■ **Extracted data**
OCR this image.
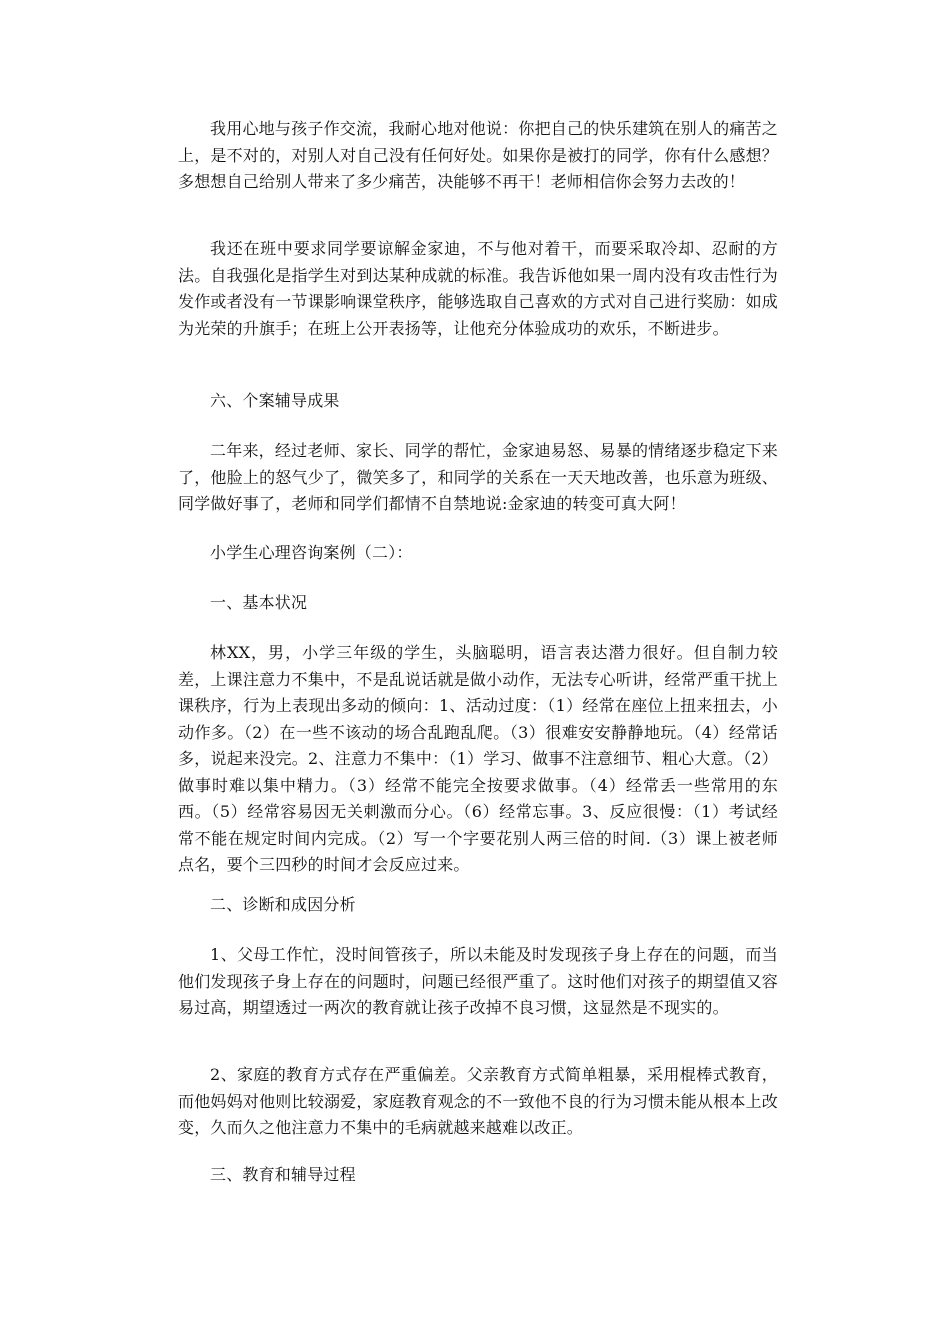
我用心地与孩子作交流，我耐心地对他说：你把自己的快乐建筑在别人的痛苦之上，是不对的，对别人对自己没有任何好处。如果你是被打的同学，你有什么感想？多想想自己给别人带来了多少痛苦，决能够不再干！老师相信你会努力去改的！

我还在班中要求同学要谅解金家迪，不与他对着干，而要采取冷却、忍耐的方法。自我强化是指学生对到达某种成就的标准。我告诉他如果一周内没有攻击性行为发作或者没有一节课影响课堂秩序，能够选取自己喜欢的方式对自己进行奖励：如成为光荣的升旗手；在班上公开表扬等，让他充分体验成功的欢乐，不断进步。

六、个案辅导成果

二年来，经过老师、家长、同学的帮忙，金家迪易怒、易暴的情绪逐步稳定下来了，他脸上的怒气少了，微笑多了，和同学的关系在一天天地改善，也乐意为班级、同学做好事了，老师和同学们都情不自禁地说:金家迪的转变可真大阿！

小学生心理咨询案例（二）：

一、基本状况

林XX，男，小学三年级的学生，头脑聪明，语言表达潜力很好。但自制力较差，上课注意力不集中，不是乱说话就是做小动作，无法专心听讲，经常严重干扰上课秩序，行为上表现出多动的倾向：1、活动过度：（1）经常在座位上扭来扭去，小动作多。（2）在一些不该动的场合乱跑乱爬。（3）很难安安静静地玩。（4）经常话多，说起来没完。2、注意力不集中：（1）学习、做事不注意细节、粗心大意。（2）做事时难以集中精力。（3）经常不能完全按要求做事。（4）经常丢一些常用的东西。（5）经常容易因无关刺激而分心。（6）经常忘事。3、反应很慢：（1）考试经常不能在规定时间内完成。（2）写一个字要花别人两三倍的时间.（3）课上被老师点名，要个三四秒的时间才会反应过来。

二、诊断和成因分析

1、父母工作忙，没时间管孩子，所以未能及时发现孩子身上存在的问题，而当他们发现孩子身上存在的问题时，问题已经很严重了。这时他们对孩子的期望值又容易过高，期望透过一两次的教育就让孩子改掉不良习惯，这显然是不现实的。

2、家庭的教育方式存在严重偏差。父亲教育方式简单粗暴，采用棍棒式教育，而他妈妈对他则比较溺爱，家庭教育观念的不一致他不良的行为习惯未能从根本上改变，久而久之他注意力不集中的毛病就越来越难以改正。

三、教育和辅导过程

■ **What is needed**
Leave out the pictures, and give all the records again exactly.

■ **Solution to this exercise**
OCR this image.
我用心地与孩子作交流，我耐心地对他说：你把自己的快乐建筑在别人的痛苦之上，是不对的，对别人对自己没有任何好处。如果你是被打的同学，你有什么感想？多想想自己给别人带来了多少痛苦，决能够不再干！老师相信你会努力去改的！

我还在班中要求同学要谅解金家迪，不与他对着干，而要采取冷却、忍耐的方法。自我强化是指学生对到达某种成就的标准。我告诉他如果一周内没有攻击性行为发作或者没有一节课影响课堂秩序，能够选取自己喜欢的方式对自己进行奖励：如成为光荣的升旗手；在班上公开表扬等，让他充分体验成功的欢乐，不断进步。

六、个案辅导成果

二年来，经过老师、家长、同学的帮忙，金家迪易怒、易暴的情绪逐步稳定下来了，他脸上的怒气少了，微笑多了，和同学的关系在一天天地改善，也乐意为班级、同学做好事了，老师和同学们都情不自禁地说:金家迪的转变可真大阿！

小学生心理咨询案例（二）：

一、基本状况

林XX，男，小学三年级的学生，头脑聪明，语言表达潜力很好。但自制力较差，上课注意力不集中，不是乱说话就是做小动作，无法专心听讲，经常严重干扰上课秩序，行为上表现出多动的倾向：1、活动过度：（1）经常在座位上扭来扭去，小动作多。（2）在一些不该动的场合乱跑乱爬。（3）很难安安静静地玩。（4）经常话多，说起来没完。2、注意力不集中：（1）学习、做事不注意细节、粗心大意。（2）做事时难以集中精力。（3）经常不能完全按要求做事。（4）经常丢一些常用的东西。（5）经常容易因无关刺激而分心。（6）经常忘事。3、反应很慢：（1）考试经常不能在规定时间内完成。（2）写一个字要花别人两三倍的时间.（3）课上被老师点名，要个三四秒的时间才会反应过来。

二、诊断和成因分析

1、父母工作忙，没时间管孩子，所以未能及时发现孩子身上存在的问题，而当他们发现孩子身上存在的问题时，问题已经很严重了。这时他们对孩子的期望值又容易过高，期望透过一两次的教育就让孩子改掉不良习惯，这显然是不现实的。

2、家庭的教育方式存在严重偏差。父亲教育方式简单粗暴，采用棍棒式教育，而他妈妈对他则比较溺爱，家庭教育观念的不一致他不良的行为习惯未能从根本上改变，久而久之他注意力不集中的毛病就越来越难以改正。

三、教育和辅导过程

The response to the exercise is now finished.